Word for word, quote all of the material, omitting the pictures.

Stored entries:
»»

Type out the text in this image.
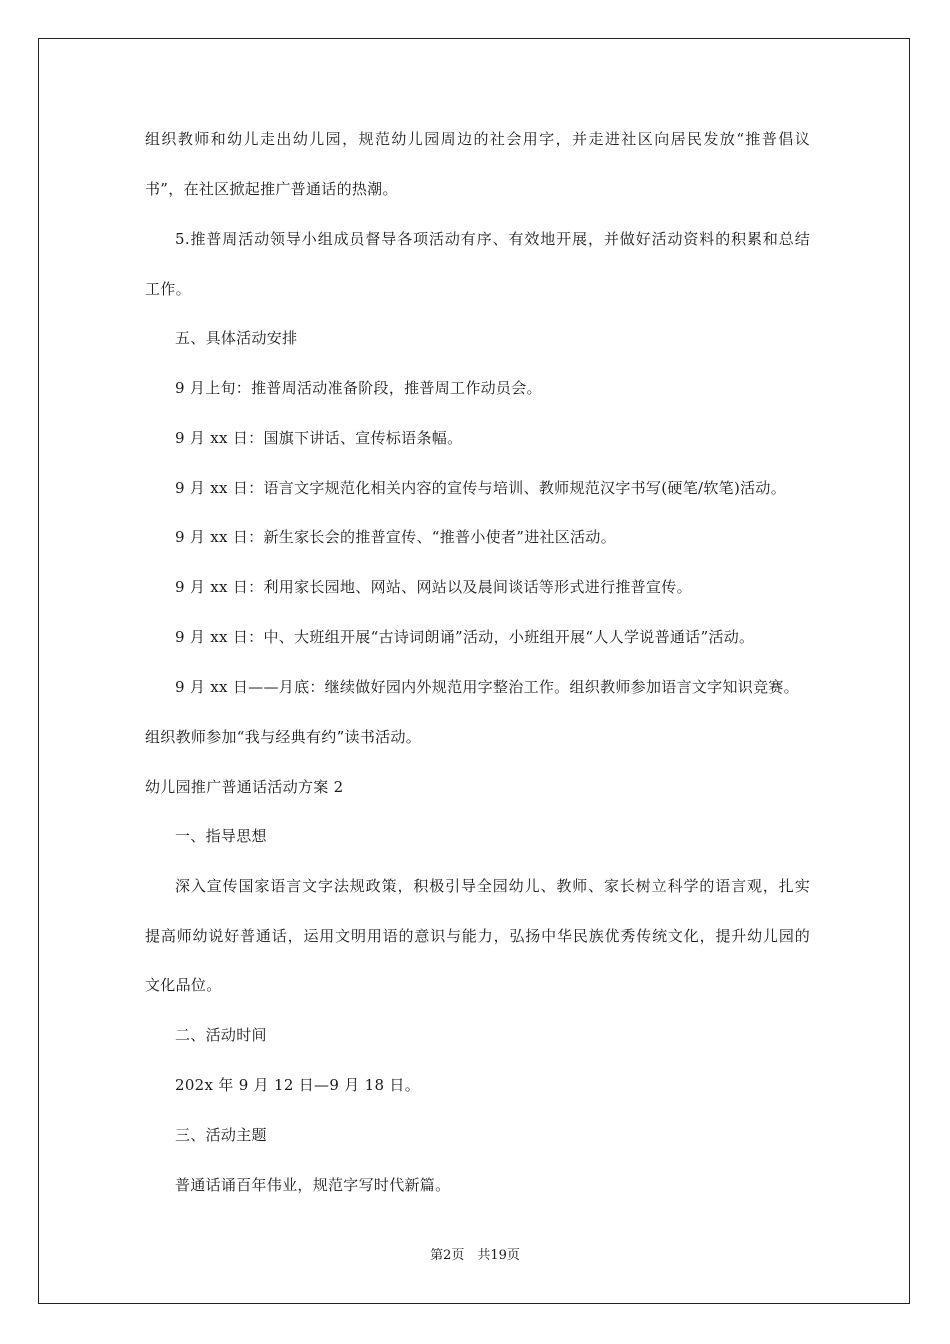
组织教师和幼儿走出幼儿园，规范幼儿园周边的社会用字，并走进社区向居民发放“推普倡议
书”，在社区掀起推广普通话的热潮。
5.推普周活动领导小组成员督导各项活动有序、有效地开展，并做好活动资料的积累和总结
工作。
五、具体活动安排
9 月上旬：推普周活动准备阶段，推普周工作动员会。
9 月 xx 日：国旗下讲话、宣传标语条幅。
9 月 xx 日：语言文字规范化相关内容的宣传与培训、教师规范汉字书写(硬笔/软笔)活动。
9 月 xx 日：新生家长会的推普宣传、“推普小使者”进社区活动。
9 月 xx 日：利用家长园地、网站、网站以及晨间谈话等形式进行推普宣传。
9 月 xx 日：中、大班组开展“古诗词朗诵”活动，小班组开展“人人学说普通话”活动。
9 月 xx 日——月底：继续做好园内外规范用字整治工作。组织教师参加语言文字知识竞赛。
组织教师参加“我与经典有约”读书活动。
幼儿园推广普通话活动方案 2
一、指导思想
深入宣传国家语言文字法规政策，积极引导全园幼儿、教师、家长树立科学的语言观，扎实
提高师幼说好普通话，运用文明用语的意识与能力，弘扬中华民族优秀传统文化，提升幼儿园的
文化品位。
二、活动时间
202x 年 9 月 12 日—9 月 18 日。
三、活动主题
普通话诵百年伟业，规范字写时代新篇。
第2页　共19页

««

=== Written response ===
Type out the text in this image.
组织教师和幼儿走出幼儿园，规范幼儿园周边的社会用字，并走进社区向居民发放“推普倡议
书”，在社区掀起推广普通话的热潮。
5.推普周活动领导小组成员督导各项活动有序、有效地开展，并做好活动资料的积累和总结
工作。
五、具体活动安排
9 月上旬：推普周活动准备阶段，推普周工作动员会。
9 月 xx 日：国旗下讲话、宣传标语条幅。
9 月 xx 日：语言文字规范化相关内容的宣传与培训、教师规范汉字书写(硬笔/软笔)活动。
9 月 xx 日：新生家长会的推普宣传、“推普小使者”进社区活动。
9 月 xx 日：利用家长园地、网站、网站以及晨间谈话等形式进行推普宣传。
9 月 xx 日：中、大班组开展“古诗词朗诵”活动，小班组开展“人人学说普通话”活动。
9 月 xx 日——月底：继续做好园内外规范用字整治工作。组织教师参加语言文字知识竞赛。
组织教师参加“我与经典有约”读书活动。
幼儿园推广普通话活动方案 2
一、指导思想
深入宣传国家语言文字法规政策，积极引导全园幼儿、教师、家长树立科学的语言观，扎实
提高师幼说好普通话，运用文明用语的意识与能力，弘扬中华民族优秀传统文化，提升幼儿园的
文化品位。
二、活动时间
202x 年 9 月 12 日—9 月 18 日。
三、活动主题
普通话诵百年伟业，规范字写时代新篇。
第2页　共19页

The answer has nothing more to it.